• [Problem description] What number of lines in the material contain the word "如需改动"? Give that number alone.

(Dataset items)
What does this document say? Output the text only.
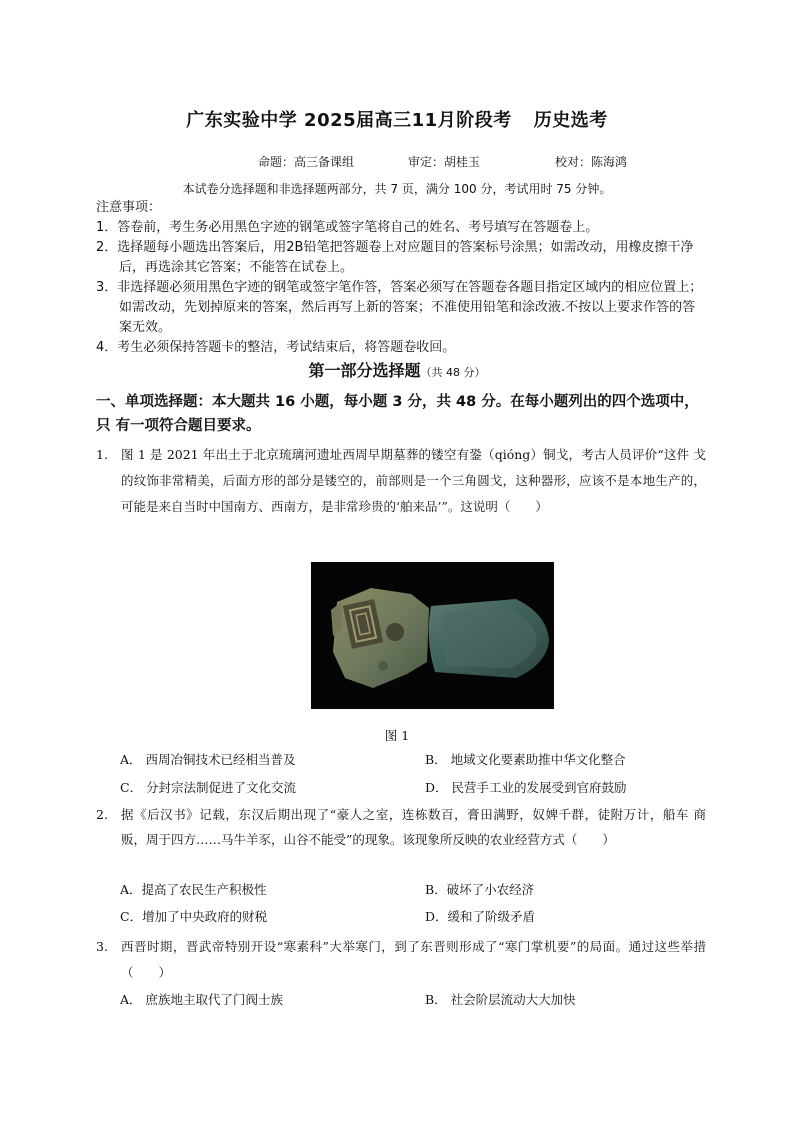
广东实验中学 2025届高三11月阶段考 历史选考
命题：高三备课组	审定：胡桂玉	校对：陈海鸿
本试卷分选择题和非选择题两部分，共 7 页，满分 100 分，考试用时 75 分钟。

注意事项：

1．答卷前，考生务必用黑色字迹的钢笔或签字笔将自己的姓名、考号填写在答题卷上。

2．选择题每小题选出答案后，用2B铅笔把答题卷上对应题目的答案标号涂黑；如需改动，用橡皮擦干净后，再选涂其它答案；不能答在试卷上。

3．非选择题必须用黑色字迹的钢笔或签字笔作答，答案必须写在答题卷各题目指定区域内的相应位置上；如需改动，先划掉原来的答案，然后再写上新的答案；不准使用铅笔和涂改液.不按以上要求作答的答案无效。

4．考生必须保持答题卡的整洁，考试结束后，将答题卷收回。

第一部分选择题（共 48 分）
一、单项选择题：本大题共 16 小题，每小题 3 分，共 48 分。在每小题列出的四个选项中，只 有一项符合题目要求。
1. 图 1 是 2021 年出土于北京琉璃河遗址西周早期墓葬的镂空有銎（qióng）铜戈，考古人员评价“这件 戈的纹饰非常精美，后面方形的部分是镂空的，前部则是一个三角圆戈，这种器形，应该不是本地生产的，可能是来自当时中国南方、西南方，是非常珍贵的‘舶来品’”。这说明（　　）
图 1
A． 西周冶铜技术已经相当普及	B． 地域文化要素助推中华文化整合
C． 分封宗法制促进了文化交流	D． 民营手工业的发展受到官府鼓励
2. 据《后汉书》记载，东汉后期出现了“豪人之室，连栋数百，膏田满野，奴婢千群，徒附万计，船车 商贩，周于四方……马牛羊豕，山谷不能受”的现象。该现象所反映的农业经营方式（　　）
A．提高了农民生产积极性	B．破坏了小农经济
C．增加了中央政府的财税	D．缓和了阶级矛盾
3. 西晋时期，晋武帝特别开设“寒素科”大举寒门，到了东晋则形成了“寒门掌机要”的局面。通过这些举措（　　）
A． 庶族地主取代了门阀士族	B． 社会阶层流动大大加快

• [Response] 2